[Saved data entries]
........

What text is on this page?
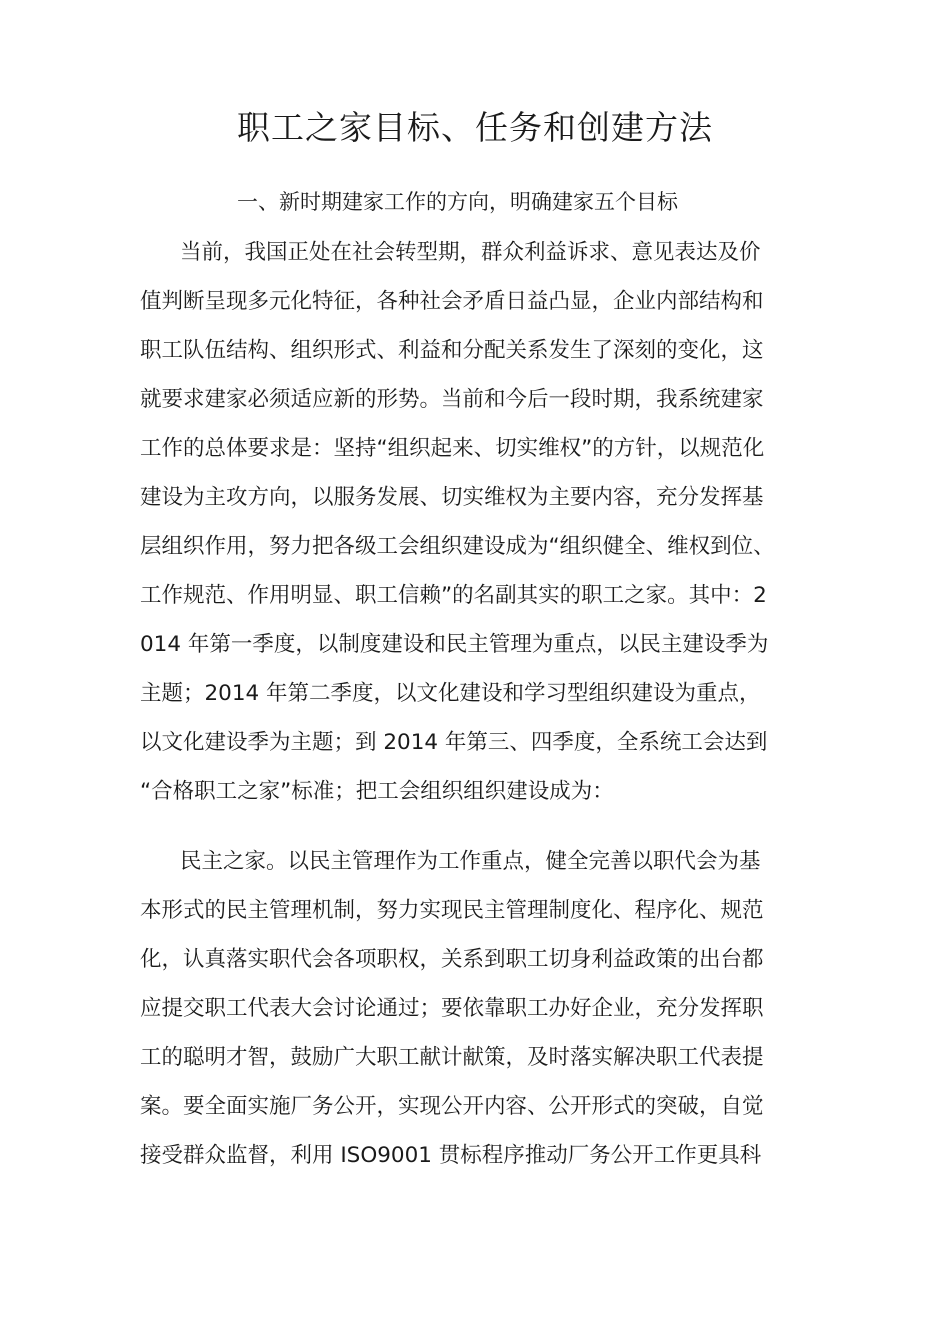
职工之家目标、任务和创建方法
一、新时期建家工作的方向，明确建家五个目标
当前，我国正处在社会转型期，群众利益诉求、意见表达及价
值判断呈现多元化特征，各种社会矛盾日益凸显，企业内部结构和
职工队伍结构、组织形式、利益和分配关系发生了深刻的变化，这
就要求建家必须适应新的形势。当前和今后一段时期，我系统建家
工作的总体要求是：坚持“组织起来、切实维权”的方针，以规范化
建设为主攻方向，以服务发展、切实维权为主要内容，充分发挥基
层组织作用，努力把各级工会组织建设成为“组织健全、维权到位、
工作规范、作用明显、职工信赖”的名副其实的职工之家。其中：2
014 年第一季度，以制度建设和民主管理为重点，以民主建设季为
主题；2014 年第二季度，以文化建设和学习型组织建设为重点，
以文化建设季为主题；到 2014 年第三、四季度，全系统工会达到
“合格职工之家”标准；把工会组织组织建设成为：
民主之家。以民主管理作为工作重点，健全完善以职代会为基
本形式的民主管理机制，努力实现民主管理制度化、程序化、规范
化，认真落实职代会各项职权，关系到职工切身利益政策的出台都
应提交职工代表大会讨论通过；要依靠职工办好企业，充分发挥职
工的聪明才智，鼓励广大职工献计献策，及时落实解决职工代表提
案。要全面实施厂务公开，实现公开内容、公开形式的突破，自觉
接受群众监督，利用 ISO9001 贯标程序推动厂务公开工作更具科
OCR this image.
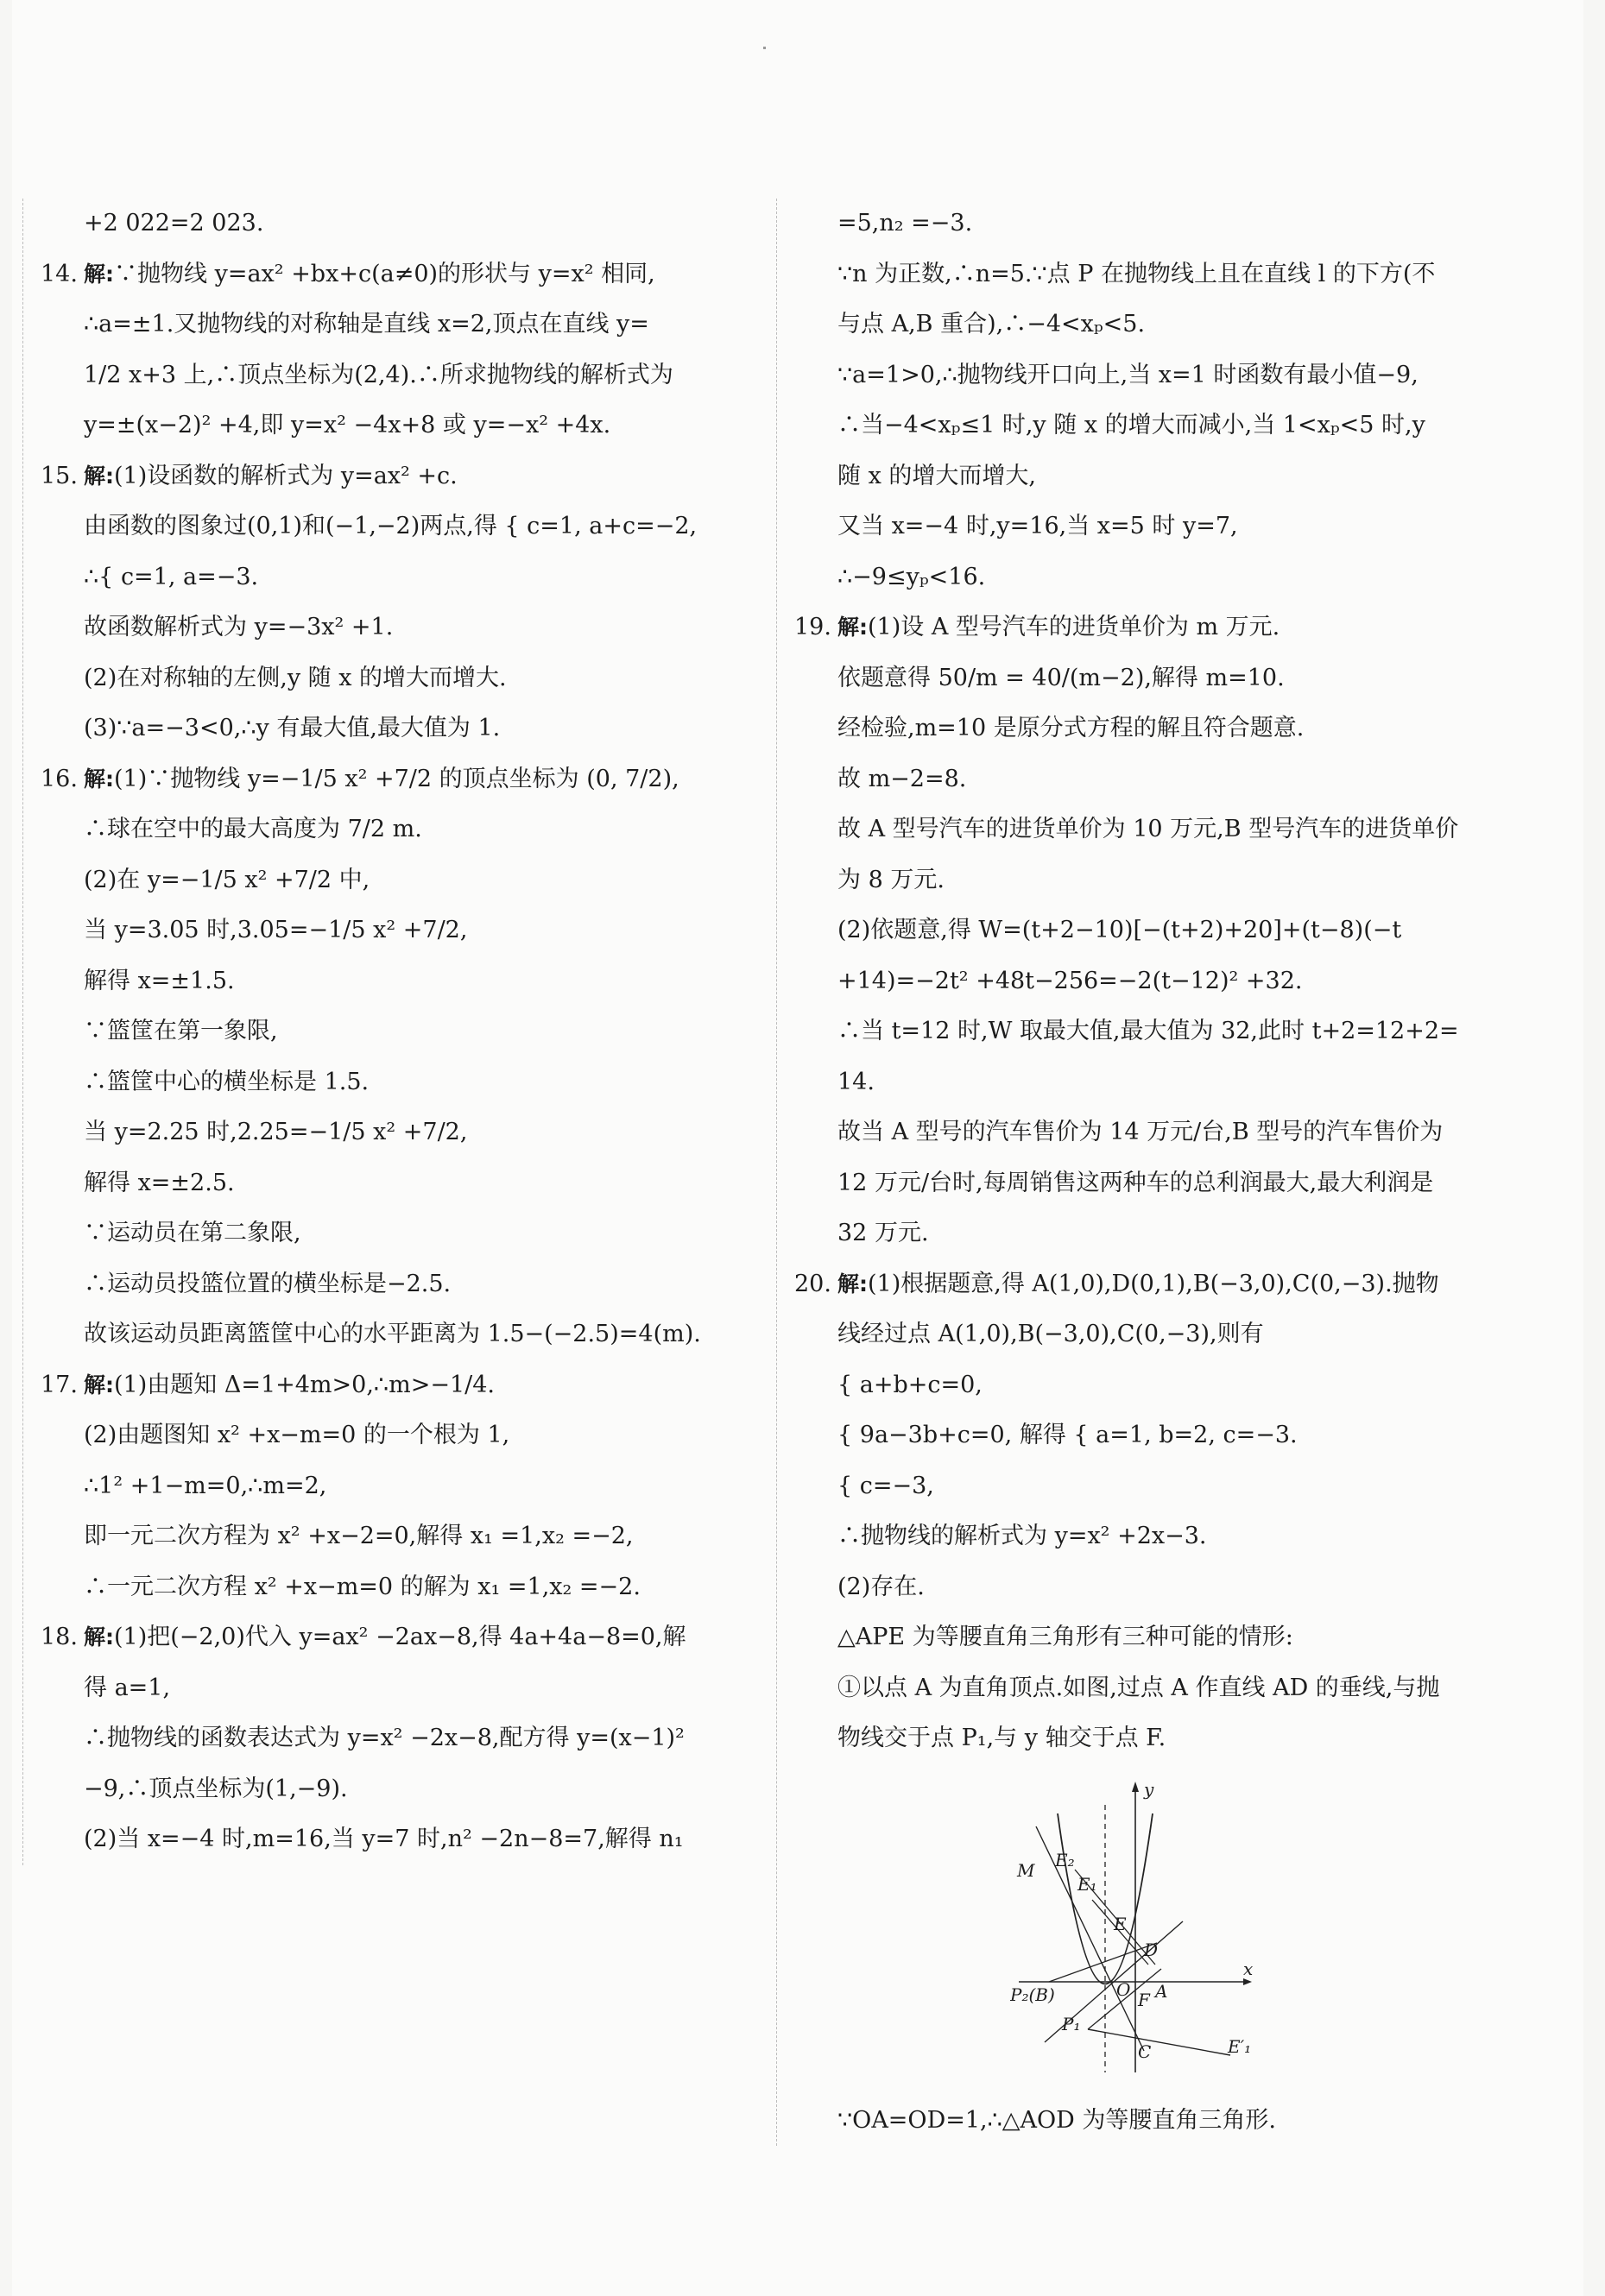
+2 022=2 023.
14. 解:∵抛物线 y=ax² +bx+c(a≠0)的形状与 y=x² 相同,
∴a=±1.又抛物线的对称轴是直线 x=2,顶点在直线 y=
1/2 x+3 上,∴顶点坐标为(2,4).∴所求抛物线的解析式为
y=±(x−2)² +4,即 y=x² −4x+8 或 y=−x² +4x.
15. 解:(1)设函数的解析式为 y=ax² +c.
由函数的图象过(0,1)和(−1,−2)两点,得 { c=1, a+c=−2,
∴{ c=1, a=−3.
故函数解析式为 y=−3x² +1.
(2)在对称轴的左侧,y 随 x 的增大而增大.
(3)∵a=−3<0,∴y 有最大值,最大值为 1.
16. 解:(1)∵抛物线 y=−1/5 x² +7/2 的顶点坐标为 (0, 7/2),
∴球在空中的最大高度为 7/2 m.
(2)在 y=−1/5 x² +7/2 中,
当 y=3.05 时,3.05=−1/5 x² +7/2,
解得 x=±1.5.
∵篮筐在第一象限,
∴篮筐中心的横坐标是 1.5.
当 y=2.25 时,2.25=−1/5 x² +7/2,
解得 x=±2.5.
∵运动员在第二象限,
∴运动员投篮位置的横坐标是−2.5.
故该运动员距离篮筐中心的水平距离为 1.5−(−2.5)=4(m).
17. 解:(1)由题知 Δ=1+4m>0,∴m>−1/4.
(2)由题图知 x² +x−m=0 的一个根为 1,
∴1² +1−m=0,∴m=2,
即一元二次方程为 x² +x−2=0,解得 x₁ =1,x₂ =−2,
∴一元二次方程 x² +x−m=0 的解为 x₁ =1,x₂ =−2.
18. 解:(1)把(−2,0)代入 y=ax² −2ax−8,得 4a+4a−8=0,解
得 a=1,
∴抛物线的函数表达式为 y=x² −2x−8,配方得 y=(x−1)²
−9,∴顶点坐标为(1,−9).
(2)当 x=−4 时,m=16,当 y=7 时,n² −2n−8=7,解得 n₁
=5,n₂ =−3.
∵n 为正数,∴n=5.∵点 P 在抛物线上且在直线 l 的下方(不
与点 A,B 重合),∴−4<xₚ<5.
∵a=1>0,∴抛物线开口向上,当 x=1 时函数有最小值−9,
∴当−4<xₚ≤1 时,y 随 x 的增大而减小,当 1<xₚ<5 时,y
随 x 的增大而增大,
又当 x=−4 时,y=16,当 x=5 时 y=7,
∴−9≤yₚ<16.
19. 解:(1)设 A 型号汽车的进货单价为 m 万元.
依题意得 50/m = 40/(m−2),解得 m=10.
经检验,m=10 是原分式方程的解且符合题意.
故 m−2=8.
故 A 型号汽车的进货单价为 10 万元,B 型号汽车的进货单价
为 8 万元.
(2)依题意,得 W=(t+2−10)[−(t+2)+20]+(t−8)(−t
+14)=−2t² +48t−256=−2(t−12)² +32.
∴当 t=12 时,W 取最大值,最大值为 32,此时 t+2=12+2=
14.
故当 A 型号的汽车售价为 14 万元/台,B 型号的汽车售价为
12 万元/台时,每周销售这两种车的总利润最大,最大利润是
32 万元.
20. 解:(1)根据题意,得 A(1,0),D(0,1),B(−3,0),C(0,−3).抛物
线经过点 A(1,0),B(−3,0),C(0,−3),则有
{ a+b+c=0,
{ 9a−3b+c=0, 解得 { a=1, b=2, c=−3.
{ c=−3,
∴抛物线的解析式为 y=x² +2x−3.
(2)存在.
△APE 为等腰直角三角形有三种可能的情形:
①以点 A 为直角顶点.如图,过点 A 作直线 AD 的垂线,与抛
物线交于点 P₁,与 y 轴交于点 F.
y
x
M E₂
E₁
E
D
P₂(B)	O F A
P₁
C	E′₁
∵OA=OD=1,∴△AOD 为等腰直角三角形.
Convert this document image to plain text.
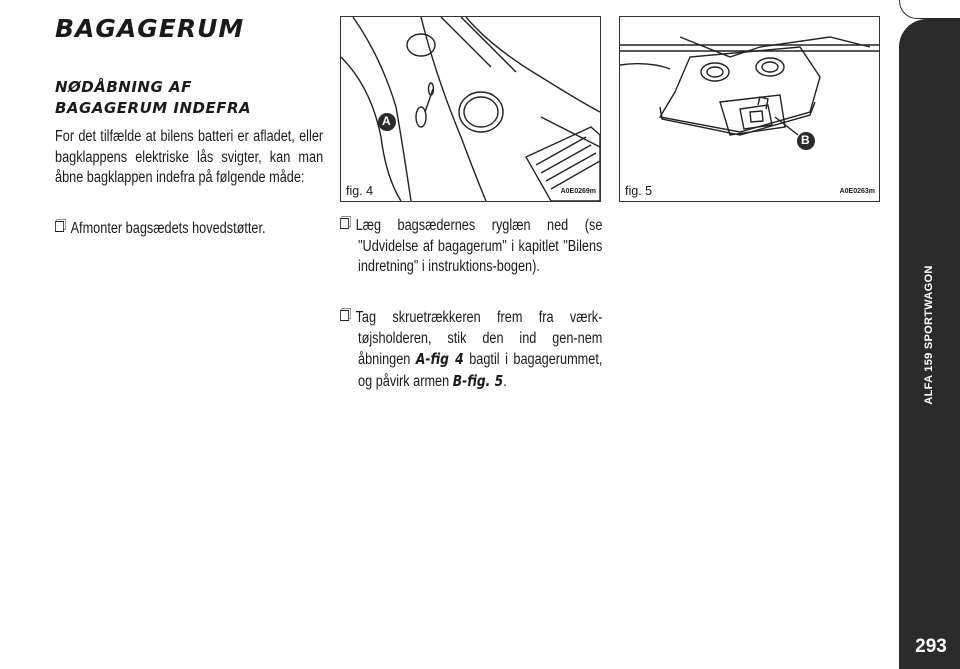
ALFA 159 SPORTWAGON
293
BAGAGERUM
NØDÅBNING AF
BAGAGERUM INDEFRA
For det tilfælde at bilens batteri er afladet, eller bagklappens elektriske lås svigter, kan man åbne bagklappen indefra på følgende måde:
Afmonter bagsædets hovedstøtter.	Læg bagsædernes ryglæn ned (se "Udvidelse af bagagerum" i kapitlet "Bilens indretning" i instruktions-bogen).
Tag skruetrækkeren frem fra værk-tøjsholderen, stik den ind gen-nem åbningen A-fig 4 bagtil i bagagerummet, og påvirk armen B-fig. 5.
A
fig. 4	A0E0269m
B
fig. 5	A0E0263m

........

Count how many lines of the material hold the string "image". Give the number and nothing more.

2